● Data section
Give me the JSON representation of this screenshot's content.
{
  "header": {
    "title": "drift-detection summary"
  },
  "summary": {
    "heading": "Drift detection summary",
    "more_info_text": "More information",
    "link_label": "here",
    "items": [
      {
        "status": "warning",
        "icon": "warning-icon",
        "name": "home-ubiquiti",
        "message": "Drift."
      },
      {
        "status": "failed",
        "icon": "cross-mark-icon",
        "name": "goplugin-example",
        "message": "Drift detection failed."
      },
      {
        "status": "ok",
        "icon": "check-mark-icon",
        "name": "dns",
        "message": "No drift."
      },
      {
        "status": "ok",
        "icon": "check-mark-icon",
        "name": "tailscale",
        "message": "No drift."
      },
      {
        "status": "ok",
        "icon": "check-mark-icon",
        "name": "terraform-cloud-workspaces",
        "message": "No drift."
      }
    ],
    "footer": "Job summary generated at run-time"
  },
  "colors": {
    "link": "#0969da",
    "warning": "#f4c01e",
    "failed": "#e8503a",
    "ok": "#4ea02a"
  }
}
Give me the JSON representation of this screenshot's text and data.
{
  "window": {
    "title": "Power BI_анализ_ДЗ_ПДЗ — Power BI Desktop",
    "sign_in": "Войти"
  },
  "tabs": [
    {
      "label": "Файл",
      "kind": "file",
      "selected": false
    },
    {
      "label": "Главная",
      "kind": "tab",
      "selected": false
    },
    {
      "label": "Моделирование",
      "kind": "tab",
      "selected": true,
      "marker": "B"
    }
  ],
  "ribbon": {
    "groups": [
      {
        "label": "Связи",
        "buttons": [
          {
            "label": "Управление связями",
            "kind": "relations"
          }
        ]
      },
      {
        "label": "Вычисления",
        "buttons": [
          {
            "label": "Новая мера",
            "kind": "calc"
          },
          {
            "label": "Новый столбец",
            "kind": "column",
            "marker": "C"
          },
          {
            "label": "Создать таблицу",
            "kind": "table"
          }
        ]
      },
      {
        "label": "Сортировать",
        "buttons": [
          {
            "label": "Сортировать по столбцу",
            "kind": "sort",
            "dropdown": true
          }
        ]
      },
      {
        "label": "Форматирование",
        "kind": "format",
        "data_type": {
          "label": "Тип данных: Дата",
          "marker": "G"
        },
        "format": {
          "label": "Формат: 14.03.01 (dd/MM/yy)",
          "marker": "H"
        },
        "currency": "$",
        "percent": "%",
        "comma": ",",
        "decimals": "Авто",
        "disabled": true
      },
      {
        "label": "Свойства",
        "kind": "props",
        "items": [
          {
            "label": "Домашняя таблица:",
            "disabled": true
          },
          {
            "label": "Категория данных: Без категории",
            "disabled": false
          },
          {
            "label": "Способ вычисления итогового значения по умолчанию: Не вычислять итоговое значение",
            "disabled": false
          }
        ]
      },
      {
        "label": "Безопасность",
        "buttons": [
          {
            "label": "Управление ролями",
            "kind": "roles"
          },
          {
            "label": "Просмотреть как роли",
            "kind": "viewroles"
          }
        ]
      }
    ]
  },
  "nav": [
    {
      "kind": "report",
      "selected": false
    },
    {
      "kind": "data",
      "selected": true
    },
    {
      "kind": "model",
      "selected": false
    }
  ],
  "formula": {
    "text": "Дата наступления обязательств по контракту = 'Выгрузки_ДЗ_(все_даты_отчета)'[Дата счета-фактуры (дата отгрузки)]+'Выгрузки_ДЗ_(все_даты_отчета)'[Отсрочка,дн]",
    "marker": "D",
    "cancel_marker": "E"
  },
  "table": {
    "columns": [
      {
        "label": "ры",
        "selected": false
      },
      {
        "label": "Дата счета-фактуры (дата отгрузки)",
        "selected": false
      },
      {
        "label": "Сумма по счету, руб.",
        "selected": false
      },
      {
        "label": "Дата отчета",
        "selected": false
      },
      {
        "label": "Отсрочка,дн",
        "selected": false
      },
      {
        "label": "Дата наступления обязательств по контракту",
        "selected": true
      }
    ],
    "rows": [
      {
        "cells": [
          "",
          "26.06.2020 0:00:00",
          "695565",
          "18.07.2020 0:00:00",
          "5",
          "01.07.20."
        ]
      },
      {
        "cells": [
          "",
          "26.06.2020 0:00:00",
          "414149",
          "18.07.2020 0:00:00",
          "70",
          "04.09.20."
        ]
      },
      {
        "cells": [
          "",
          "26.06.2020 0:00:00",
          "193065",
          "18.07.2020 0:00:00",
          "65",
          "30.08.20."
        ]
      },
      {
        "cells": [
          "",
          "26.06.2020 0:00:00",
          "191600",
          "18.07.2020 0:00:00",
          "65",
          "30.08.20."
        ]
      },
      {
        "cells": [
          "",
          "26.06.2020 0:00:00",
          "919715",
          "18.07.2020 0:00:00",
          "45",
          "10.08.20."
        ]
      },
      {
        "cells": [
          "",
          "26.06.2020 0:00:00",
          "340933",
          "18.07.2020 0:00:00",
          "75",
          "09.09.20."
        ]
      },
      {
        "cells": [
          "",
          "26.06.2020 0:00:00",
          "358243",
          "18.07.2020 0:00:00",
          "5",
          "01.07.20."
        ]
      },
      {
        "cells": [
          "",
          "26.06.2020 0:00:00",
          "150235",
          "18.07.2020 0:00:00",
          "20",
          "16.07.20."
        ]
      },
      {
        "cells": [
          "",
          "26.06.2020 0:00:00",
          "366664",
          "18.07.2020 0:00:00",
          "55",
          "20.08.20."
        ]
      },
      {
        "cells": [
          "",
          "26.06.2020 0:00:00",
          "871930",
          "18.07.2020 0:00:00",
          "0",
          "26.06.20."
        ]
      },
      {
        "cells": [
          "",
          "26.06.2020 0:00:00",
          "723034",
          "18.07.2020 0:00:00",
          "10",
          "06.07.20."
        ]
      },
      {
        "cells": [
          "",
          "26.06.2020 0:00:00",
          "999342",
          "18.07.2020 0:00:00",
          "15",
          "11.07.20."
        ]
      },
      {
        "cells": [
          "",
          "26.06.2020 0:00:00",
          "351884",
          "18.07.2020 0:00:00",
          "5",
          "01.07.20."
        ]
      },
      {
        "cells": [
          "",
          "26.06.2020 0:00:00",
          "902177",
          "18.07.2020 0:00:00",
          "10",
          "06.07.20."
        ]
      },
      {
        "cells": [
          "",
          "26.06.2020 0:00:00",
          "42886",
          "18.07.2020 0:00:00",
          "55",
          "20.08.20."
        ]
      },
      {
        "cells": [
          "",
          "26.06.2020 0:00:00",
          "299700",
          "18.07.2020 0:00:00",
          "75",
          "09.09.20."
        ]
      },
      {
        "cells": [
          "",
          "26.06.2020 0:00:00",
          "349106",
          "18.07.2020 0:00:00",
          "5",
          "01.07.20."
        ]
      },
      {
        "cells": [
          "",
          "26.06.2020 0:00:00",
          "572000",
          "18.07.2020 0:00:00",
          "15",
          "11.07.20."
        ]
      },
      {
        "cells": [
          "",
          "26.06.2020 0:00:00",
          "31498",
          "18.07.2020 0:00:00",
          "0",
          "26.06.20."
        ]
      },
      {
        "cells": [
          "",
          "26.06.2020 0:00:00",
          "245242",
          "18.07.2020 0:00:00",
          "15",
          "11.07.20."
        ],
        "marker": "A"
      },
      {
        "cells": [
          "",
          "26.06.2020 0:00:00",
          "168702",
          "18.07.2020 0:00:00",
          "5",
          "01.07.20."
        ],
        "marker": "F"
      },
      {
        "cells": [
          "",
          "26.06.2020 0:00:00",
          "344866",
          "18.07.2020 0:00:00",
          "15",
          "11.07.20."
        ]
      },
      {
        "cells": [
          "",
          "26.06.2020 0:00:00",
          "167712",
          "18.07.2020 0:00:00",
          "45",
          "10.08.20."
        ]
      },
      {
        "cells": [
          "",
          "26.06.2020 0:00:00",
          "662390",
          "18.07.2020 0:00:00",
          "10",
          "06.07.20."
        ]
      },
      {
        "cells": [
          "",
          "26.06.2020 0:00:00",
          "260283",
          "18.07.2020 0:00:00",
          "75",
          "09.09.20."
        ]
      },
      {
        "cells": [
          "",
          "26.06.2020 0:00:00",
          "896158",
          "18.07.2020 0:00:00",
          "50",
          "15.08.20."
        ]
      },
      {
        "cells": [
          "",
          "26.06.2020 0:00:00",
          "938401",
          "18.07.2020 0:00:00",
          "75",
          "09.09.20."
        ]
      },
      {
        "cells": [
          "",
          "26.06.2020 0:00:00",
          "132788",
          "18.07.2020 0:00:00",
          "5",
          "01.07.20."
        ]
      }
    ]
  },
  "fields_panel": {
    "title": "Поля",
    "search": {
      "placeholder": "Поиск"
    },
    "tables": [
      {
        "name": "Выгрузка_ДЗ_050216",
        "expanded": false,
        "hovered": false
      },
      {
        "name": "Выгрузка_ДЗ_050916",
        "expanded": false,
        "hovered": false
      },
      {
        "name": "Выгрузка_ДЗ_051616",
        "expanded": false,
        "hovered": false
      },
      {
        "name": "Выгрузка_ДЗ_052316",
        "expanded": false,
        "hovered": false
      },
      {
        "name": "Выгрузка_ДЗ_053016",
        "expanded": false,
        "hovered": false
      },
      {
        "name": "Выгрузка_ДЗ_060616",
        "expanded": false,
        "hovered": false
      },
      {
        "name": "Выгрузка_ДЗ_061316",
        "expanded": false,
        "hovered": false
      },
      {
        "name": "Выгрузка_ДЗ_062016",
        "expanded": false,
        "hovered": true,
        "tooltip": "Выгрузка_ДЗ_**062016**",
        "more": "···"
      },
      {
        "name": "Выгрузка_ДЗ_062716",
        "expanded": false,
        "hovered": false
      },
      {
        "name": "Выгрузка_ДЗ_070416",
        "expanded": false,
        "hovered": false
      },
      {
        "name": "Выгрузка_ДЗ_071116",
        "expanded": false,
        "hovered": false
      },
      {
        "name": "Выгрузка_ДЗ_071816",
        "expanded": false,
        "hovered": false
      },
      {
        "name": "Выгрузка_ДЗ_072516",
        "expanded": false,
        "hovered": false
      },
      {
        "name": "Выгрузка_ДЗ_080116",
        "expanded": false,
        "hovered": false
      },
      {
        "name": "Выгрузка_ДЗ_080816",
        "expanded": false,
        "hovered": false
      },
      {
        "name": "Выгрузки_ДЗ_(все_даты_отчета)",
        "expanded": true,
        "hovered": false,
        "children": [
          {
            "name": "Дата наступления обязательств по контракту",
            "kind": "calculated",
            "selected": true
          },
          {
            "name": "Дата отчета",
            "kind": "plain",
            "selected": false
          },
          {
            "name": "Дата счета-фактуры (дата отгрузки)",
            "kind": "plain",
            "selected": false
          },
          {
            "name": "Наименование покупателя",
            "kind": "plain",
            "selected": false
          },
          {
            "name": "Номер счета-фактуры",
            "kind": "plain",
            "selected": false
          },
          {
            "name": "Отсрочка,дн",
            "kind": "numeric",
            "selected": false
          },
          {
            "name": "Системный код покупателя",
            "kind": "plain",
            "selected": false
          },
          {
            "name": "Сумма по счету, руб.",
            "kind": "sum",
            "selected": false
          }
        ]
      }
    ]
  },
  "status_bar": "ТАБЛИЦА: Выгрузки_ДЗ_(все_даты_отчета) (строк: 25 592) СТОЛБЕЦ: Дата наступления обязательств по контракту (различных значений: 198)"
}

● Required work
Scan the entries above for the word "true" and collect each line holding it.

● Finished task
      "selected": true,
            "dropdown": true
        "disabled": true
            "disabled": true
      "selected": true
        "selected": true
        "hovered": true,
        "expanded": true,
            "selected": true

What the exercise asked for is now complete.